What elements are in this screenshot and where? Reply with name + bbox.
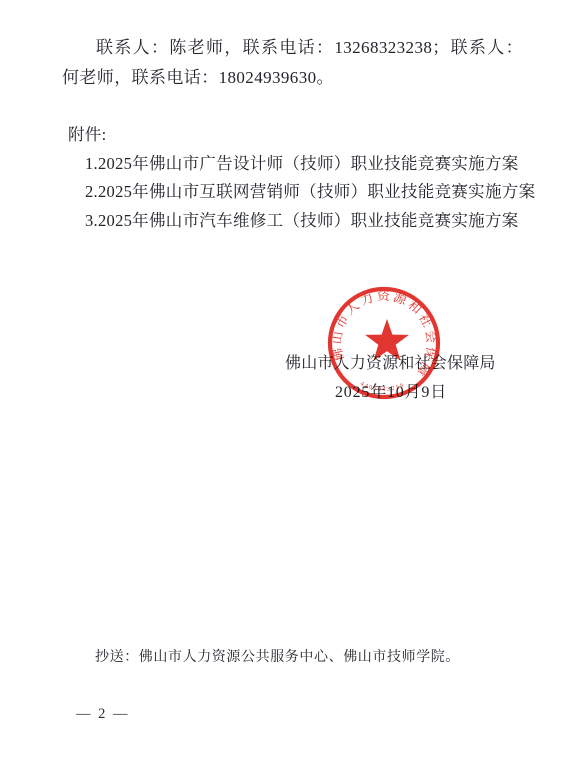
contact-paragraph: 联系人：陈老师，联系电话：13268323238；联系人：何老师，联系电话：18… xyxy=(62,33,523,93)
cc-line: 抄送：佛山市人力资源公共服务中心、佛山市技师学院。 xyxy=(95,646,460,666)
page-number: — 2 — xyxy=(76,706,130,723)
official-seal: 佛山市人力资源和社会保障局 4406043258 xyxy=(326,285,442,403)
attachment-item-3: 3.2025年佛山市汽车维修工（技师）职业技能竞赛实施方案 xyxy=(85,207,538,236)
attachment-item-2: 2.2025年佛山市互联网营销师（技师）职业技能竞赛实施方案 xyxy=(85,178,538,207)
star-icon xyxy=(365,319,409,361)
attachments-label: 附件: xyxy=(68,121,538,150)
attachment-item-1: 1.2025年佛山市广告设计师（技师）职业技能竞赛实施方案 xyxy=(85,150,538,179)
attachments-section: 附件: 1.2025年佛山市广告设计师（技师）职业技能竞赛实施方案 2.2025… xyxy=(68,121,538,235)
svg-text:4406043258: 4406043258 xyxy=(359,380,406,393)
seal-code: 4406043258 xyxy=(359,380,406,393)
document-page: 联系人：陈老师，联系电话：13268323238；联系人：何老师，联系电话：18… xyxy=(0,0,578,763)
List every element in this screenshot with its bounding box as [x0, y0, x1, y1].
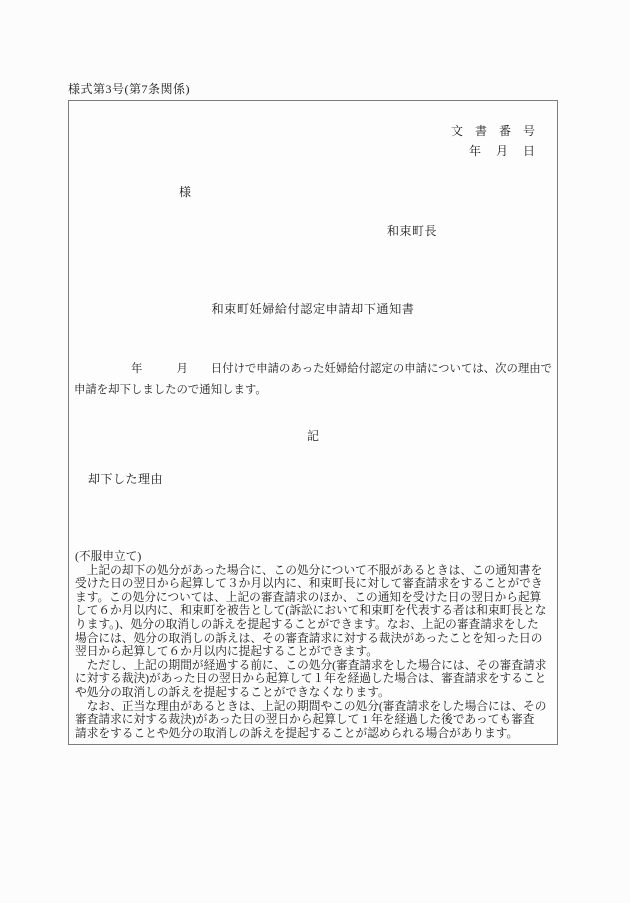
- appeal-line: して６か月以内に、和束町を被告として(訴訟において和束町を代表する者は和束町長と…: [75, 604, 553, 618]
- appeal-line: ります。)、処分の取消しの訴えを提起することができます。なお、上記の審査請求をし…: [75, 618, 553, 632]
- document-page: 様式第3号(第7条関係) 文 書 番 号 年 月 日 様 和束町長 和束町妊婦給…: [0, 0, 630, 903]
- body-paragraph: 年 月 日付けで申請のあった妊婦給付認定の申請については、次の理由で 申請を却下…: [74, 359, 554, 401]
- appeal-line: や処分の取消しの訴えを提起することができなくなります。: [75, 686, 553, 700]
- appeal-line: ます。この処分については、上記の審査請求のほか、この通知を受けた日の翌日から起算: [75, 591, 553, 605]
- body-line: 年 月 日付けで申請のあった妊婦給付認定の申請については、次の理由で: [74, 359, 554, 380]
- addressee-line: 様: [179, 183, 191, 200]
- body-line: 申請を却下しましたので通知します。: [74, 380, 554, 401]
- appeal-line: 翌日から起算して６か月以内に提起することができます。: [75, 645, 553, 659]
- ki-heading: 記: [69, 427, 557, 444]
- appeal-section: (不服申立て) 上記の却下の処分があった場合に、この処分について不服があるときは…: [75, 550, 553, 740]
- document-date-label: 年 月 日: [469, 142, 535, 159]
- appeal-line: 受けた日の翌日から起算して３か月以内に、和束町長に対して審査請求をすることができ: [75, 577, 553, 591]
- appeal-line: 場合には、処分の取消しの訴えは、その審査請求に対する裁決があったことを知った日の: [75, 632, 553, 646]
- form-number-label: 様式第3号(第7条関係): [68, 80, 190, 97]
- document-number-label: 文 書 番 号: [451, 122, 535, 139]
- appeal-line: 請求をすることや処分の取消しの訴えを提起することが認められる場合があります。: [75, 727, 553, 741]
- appeal-line: ただし、上記の期間が経過する前に、この処分(審査請求をした場合には、その審査請求: [75, 659, 553, 673]
- appeal-line: 上記の却下の処分があった場合に、この処分について不服があるときは、この通知書を: [75, 564, 553, 578]
- appeal-line: に対する裁決)があった日の翌日から起算して１年を経過した場合は、審査請求をするこ…: [75, 672, 553, 686]
- appeal-line: 審査請求に対する裁決)があった日の翌日から起算して 1 年を経過した後であっても…: [75, 713, 553, 727]
- document-box: 文 書 番 号 年 月 日 様 和束町長 和束町妊婦給付認定申請却下通知書 年 …: [68, 100, 558, 745]
- sender-line: 和束町長: [387, 222, 437, 239]
- rejection-reason-label: 却下した理由: [88, 470, 163, 487]
- document-title: 和束町妊婦給付認定申請却下通知書: [69, 300, 557, 317]
- appeal-section-title: (不服申立て): [75, 550, 553, 564]
- appeal-line: なお、正当な理由があるときは、上記の期間やこの処分(審査請求をした場合には、その: [75, 700, 553, 714]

==============================

Rewrite all of the material above, changing each "appeal-line" to "appeal-sentence" and keeping everything else the same. Leave out the pictures.

◆ **RESPONSE**
What elements are in this screenshot and where? Reply with name + bbox.
contact-paragraph: 联系人：陈老师，联系电话：13268323238；联系人：何老师，联系电话：18… xyxy=(62,33,523,93)
cc-line: 抄送：佛山市人力资源公共服务中心、佛山市技师学院。 xyxy=(95,646,460,666)
page-number: — 2 — xyxy=(76,706,130,723)
official-seal: 佛山市人力资源和社会保障局 4406043258 xyxy=(326,285,442,403)
attachment-item-3: 3.2025年佛山市汽车维修工（技师）职业技能竞赛实施方案 xyxy=(85,207,538,236)
attachment-item-2: 2.2025年佛山市互联网营销师（技师）职业技能竞赛实施方案 xyxy=(85,178,538,207)
star-icon xyxy=(365,319,409,361)
attachments-label: 附件: xyxy=(68,121,538,150)
attachment-item-1: 1.2025年佛山市广告设计师（技师）职业技能竞赛实施方案 xyxy=(85,150,538,179)
attachments-section: 附件: 1.2025年佛山市广告设计师（技师）职业技能竞赛实施方案 2.2025… xyxy=(68,121,538,235)
svg-text:4406043258: 4406043258 xyxy=(359,380,406,393)
seal-code: 4406043258 xyxy=(359,380,406,393)
document-page: 联系人：陈老师，联系电话：13268323238；联系人：何老师，联系电话：18… xyxy=(0,0,578,763)
List every element in this screenshot with its bounding box as [x0, y0, x1, y1].
- appeal-sentence: して６か月以内に、和束町を被告として(訴訟において和束町を代表する者は和束町長と…: [75, 604, 553, 618]
- appeal-sentence: ります。)、処分の取消しの訴えを提起することができます。なお、上記の審査請求をし…: [75, 618, 553, 632]
- document-page: 様式第3号(第7条関係) 文 書 番 号 年 月 日 様 和束町長 和束町妊婦給…: [0, 0, 630, 903]
- body-paragraph: 年 月 日付けで申請のあった妊婦給付認定の申請については、次の理由で 申請を却下…: [74, 359, 554, 401]
- appeal-sentence: や処分の取消しの訴えを提起することができなくなります。: [75, 686, 553, 700]
- appeal-sentence: ます。この処分については、上記の審査請求のほか、この通知を受けた日の翌日から起算: [75, 591, 553, 605]
- body-line: 年 月 日付けで申請のあった妊婦給付認定の申請については、次の理由で: [74, 359, 554, 380]
- addressee-line: 様: [179, 183, 191, 200]
- body-line: 申請を却下しましたので通知します。: [74, 380, 554, 401]
- appeal-sentence: 翌日から起算して６か月以内に提起することができます。: [75, 645, 553, 659]
- ki-heading: 記: [69, 427, 557, 444]
- appeal-section: (不服申立て) 上記の却下の処分があった場合に、この処分について不服があるときは…: [75, 550, 553, 740]
- document-date-label: 年 月 日: [469, 142, 535, 159]
- appeal-sentence: 受けた日の翌日から起算して３か月以内に、和束町長に対して審査請求をすることができ: [75, 577, 553, 591]
- appeal-sentence: 場合には、処分の取消しの訴えは、その審査請求に対する裁決があったことを知った日の: [75, 632, 553, 646]
- form-number-label: 様式第3号(第7条関係): [68, 80, 190, 97]
- document-number-label: 文 書 番 号: [451, 122, 535, 139]
- appeal-sentence: 請求をすることや処分の取消しの訴えを提起することが認められる場合があります。: [75, 727, 553, 741]
- appeal-sentence: ただし、上記の期間が経過する前に、この処分(審査請求をした場合には、その審査請求: [75, 659, 553, 673]
- appeal-sentence: 上記の却下の処分があった場合に、この処分について不服があるときは、この通知書を: [75, 564, 553, 578]
- appeal-sentence: に対する裁決)があった日の翌日から起算して１年を経過した場合は、審査請求をするこ…: [75, 672, 553, 686]
- appeal-sentence: 審査請求に対する裁決)があった日の翌日から起算して 1 年を経過した後であっても…: [75, 713, 553, 727]
- document-box: 文 書 番 号 年 月 日 様 和束町長 和束町妊婦給付認定申請却下通知書 年 …: [68, 100, 558, 745]
- sender-line: 和束町長: [387, 222, 437, 239]
- rejection-reason-label: 却下した理由: [88, 470, 163, 487]
- document-title: 和束町妊婦給付認定申請却下通知書: [69, 300, 557, 317]
- appeal-section-title: (不服申立て): [75, 550, 553, 564]
- appeal-sentence: なお、正当な理由があるときは、上記の期間やこの処分(審査請求をした場合には、その: [75, 700, 553, 714]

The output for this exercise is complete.